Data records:

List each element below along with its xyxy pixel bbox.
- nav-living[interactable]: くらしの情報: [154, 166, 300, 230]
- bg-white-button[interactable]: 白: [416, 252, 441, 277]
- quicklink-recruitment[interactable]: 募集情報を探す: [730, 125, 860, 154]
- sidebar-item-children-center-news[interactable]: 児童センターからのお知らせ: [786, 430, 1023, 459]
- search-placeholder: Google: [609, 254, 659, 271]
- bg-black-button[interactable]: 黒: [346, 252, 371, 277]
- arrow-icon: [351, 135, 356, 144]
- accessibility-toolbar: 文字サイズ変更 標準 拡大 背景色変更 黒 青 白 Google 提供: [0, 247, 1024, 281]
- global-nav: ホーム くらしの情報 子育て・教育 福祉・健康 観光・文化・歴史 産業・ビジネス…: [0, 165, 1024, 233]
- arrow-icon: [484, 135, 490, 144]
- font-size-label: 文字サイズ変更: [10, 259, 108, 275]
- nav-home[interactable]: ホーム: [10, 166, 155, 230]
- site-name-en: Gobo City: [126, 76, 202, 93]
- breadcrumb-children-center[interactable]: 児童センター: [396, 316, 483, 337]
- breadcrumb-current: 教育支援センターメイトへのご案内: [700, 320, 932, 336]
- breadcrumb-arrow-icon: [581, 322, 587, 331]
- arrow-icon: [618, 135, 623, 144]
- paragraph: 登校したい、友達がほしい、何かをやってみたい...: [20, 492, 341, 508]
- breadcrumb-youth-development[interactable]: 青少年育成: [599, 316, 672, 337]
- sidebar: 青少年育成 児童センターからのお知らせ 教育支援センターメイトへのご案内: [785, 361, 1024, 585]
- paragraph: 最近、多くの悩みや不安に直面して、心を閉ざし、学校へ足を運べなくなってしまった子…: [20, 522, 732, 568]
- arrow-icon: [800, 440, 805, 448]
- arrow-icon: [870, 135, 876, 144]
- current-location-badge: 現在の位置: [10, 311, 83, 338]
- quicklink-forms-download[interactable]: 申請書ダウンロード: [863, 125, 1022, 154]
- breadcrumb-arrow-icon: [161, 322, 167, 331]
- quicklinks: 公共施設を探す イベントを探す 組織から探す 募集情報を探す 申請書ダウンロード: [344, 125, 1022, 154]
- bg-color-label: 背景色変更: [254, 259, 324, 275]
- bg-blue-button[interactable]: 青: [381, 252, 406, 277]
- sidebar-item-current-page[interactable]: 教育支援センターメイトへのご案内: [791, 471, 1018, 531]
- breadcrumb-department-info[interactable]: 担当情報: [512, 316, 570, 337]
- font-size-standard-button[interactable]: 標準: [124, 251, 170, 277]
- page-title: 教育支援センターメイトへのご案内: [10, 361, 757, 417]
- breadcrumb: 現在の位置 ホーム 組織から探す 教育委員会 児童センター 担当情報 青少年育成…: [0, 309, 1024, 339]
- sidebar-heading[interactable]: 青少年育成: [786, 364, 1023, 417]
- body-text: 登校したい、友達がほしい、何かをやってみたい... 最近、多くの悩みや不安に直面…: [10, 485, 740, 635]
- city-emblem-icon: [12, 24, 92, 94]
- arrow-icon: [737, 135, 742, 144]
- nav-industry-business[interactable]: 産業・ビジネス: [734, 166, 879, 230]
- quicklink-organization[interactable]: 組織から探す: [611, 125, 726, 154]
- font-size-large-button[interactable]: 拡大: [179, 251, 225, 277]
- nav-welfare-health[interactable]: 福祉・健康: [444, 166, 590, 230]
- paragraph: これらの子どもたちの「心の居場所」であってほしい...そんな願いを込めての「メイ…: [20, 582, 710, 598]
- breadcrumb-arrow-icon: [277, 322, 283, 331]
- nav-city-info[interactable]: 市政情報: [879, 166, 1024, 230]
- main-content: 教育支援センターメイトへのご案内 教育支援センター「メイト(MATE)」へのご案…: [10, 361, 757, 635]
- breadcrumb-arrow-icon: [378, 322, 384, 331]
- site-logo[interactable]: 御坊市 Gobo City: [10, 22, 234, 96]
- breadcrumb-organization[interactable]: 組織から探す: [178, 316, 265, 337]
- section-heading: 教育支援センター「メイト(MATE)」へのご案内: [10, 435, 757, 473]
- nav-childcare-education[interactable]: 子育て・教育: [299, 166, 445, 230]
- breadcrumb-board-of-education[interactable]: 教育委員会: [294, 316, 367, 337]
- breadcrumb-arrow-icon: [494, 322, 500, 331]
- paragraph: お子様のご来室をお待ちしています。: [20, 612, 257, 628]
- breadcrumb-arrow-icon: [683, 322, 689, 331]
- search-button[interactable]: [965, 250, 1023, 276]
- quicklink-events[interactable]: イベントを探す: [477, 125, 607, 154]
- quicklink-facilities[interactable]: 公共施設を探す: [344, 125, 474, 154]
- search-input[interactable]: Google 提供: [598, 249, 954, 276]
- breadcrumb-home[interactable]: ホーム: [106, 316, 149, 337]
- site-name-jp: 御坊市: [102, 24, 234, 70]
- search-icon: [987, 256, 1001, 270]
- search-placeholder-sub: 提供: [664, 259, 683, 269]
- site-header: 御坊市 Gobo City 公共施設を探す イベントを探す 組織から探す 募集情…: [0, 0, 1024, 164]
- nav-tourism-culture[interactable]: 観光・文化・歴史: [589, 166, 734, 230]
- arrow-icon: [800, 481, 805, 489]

• **Task directions**: Can you reproduce the listing above line by line, without changing a single character?

• **Solution below**:
List each element below along with its xyxy pixel bbox.
- nav-living[interactable]: くらしの情報: [154, 166, 300, 230]
- bg-white-button[interactable]: 白: [416, 252, 441, 277]
- quicklink-recruitment[interactable]: 募集情報を探す: [730, 125, 860, 154]
- sidebar-item-children-center-news[interactable]: 児童センターからのお知らせ: [786, 430, 1023, 459]
- search-placeholder: Google: [609, 254, 659, 271]
- bg-black-button[interactable]: 黒: [346, 252, 371, 277]
- arrow-icon: [351, 135, 356, 144]
- accessibility-toolbar: 文字サイズ変更 標準 拡大 背景色変更 黒 青 白 Google 提供: [0, 247, 1024, 281]
- global-nav: ホーム くらしの情報 子育て・教育 福祉・健康 観光・文化・歴史 産業・ビジネス…: [0, 165, 1024, 233]
- arrow-icon: [484, 135, 490, 144]
- font-size-label: 文字サイズ変更: [10, 259, 108, 275]
- nav-home[interactable]: ホーム: [10, 166, 155, 230]
- site-name-en: Gobo City: [126, 76, 202, 93]
- breadcrumb-children-center[interactable]: 児童センター: [396, 316, 483, 337]
- breadcrumb-current: 教育支援センターメイトへのご案内: [700, 320, 932, 336]
- breadcrumb-arrow-icon: [581, 322, 587, 331]
- arrow-icon: [618, 135, 623, 144]
- paragraph: 登校したい、友達がほしい、何かをやってみたい...: [20, 492, 341, 508]
- breadcrumb-youth-development[interactable]: 青少年育成: [599, 316, 672, 337]
- sidebar: 青少年育成 児童センターからのお知らせ 教育支援センターメイトへのご案内: [785, 361, 1024, 585]
- paragraph: 最近、多くの悩みや不安に直面して、心を閉ざし、学校へ足を運べなくなってしまった子…: [20, 522, 732, 568]
- arrow-icon: [800, 440, 805, 448]
- arrow-icon: [870, 135, 876, 144]
- current-location-badge: 現在の位置: [10, 311, 83, 338]
- quicklink-forms-download[interactable]: 申請書ダウンロード: [863, 125, 1022, 154]
- breadcrumb-arrow-icon: [161, 322, 167, 331]
- quicklinks: 公共施設を探す イベントを探す 組織から探す 募集情報を探す 申請書ダウンロード: [344, 125, 1022, 154]
- bg-color-label: 背景色変更: [254, 259, 324, 275]
- bg-blue-button[interactable]: 青: [381, 252, 406, 277]
- sidebar-item-current-page[interactable]: 教育支援センターメイトへのご案内: [791, 471, 1018, 531]
- breadcrumb-department-info[interactable]: 担当情報: [512, 316, 570, 337]
- font-size-standard-button[interactable]: 標準: [124, 251, 170, 277]
- page-title: 教育支援センターメイトへのご案内: [10, 361, 757, 417]
- breadcrumb: 現在の位置 ホーム 組織から探す 教育委員会 児童センター 担当情報 青少年育成…: [0, 309, 1024, 339]
- sidebar-heading[interactable]: 青少年育成: [786, 364, 1023, 417]
- body-text: 登校したい、友達がほしい、何かをやってみたい... 最近、多くの悩みや不安に直面…: [10, 485, 740, 635]
- city-emblem-icon: [12, 24, 92, 94]
- arrow-icon: [737, 135, 742, 144]
- nav-industry-business[interactable]: 産業・ビジネス: [734, 166, 879, 230]
- quicklink-organization[interactable]: 組織から探す: [611, 125, 726, 154]
- font-size-large-button[interactable]: 拡大: [179, 251, 225, 277]
- nav-welfare-health[interactable]: 福祉・健康: [444, 166, 590, 230]
- paragraph: これらの子どもたちの「心の居場所」であってほしい...そんな願いを込めての「メイ…: [20, 582, 710, 598]
- breadcrumb-arrow-icon: [277, 322, 283, 331]
- nav-city-info[interactable]: 市政情報: [879, 166, 1024, 230]
- main-content: 教育支援センターメイトへのご案内 教育支援センター「メイト(MATE)」へのご案…: [10, 361, 757, 635]
- breadcrumb-arrow-icon: [378, 322, 384, 331]
- site-logo[interactable]: 御坊市 Gobo City: [10, 22, 234, 96]
- breadcrumb-organization[interactable]: 組織から探す: [178, 316, 265, 337]
- section-heading: 教育支援センター「メイト(MATE)」へのご案内: [10, 435, 757, 473]
- nav-childcare-education[interactable]: 子育て・教育: [299, 166, 445, 230]
- breadcrumb-board-of-education[interactable]: 教育委員会: [294, 316, 367, 337]
- breadcrumb-arrow-icon: [494, 322, 500, 331]
- paragraph: お子様のご来室をお待ちしています。: [20, 612, 257, 628]
- breadcrumb-arrow-icon: [683, 322, 689, 331]
- search-button[interactable]: [965, 250, 1023, 276]
- quicklink-events[interactable]: イベントを探す: [477, 125, 607, 154]
- quicklink-facilities[interactable]: 公共施設を探す: [344, 125, 474, 154]
- search-input[interactable]: Google 提供: [598, 249, 954, 276]
- breadcrumb-home[interactable]: ホーム: [106, 316, 149, 337]
- site-name-jp: 御坊市: [102, 24, 234, 70]
- search-icon: [987, 256, 1001, 270]
- search-placeholder-sub: 提供: [664, 259, 683, 269]
- site-header: 御坊市 Gobo City 公共施設を探す イベントを探す 組織から探す 募集情…: [0, 0, 1024, 164]
- nav-tourism-culture[interactable]: 観光・文化・歴史: [589, 166, 734, 230]
- arrow-icon: [800, 481, 805, 489]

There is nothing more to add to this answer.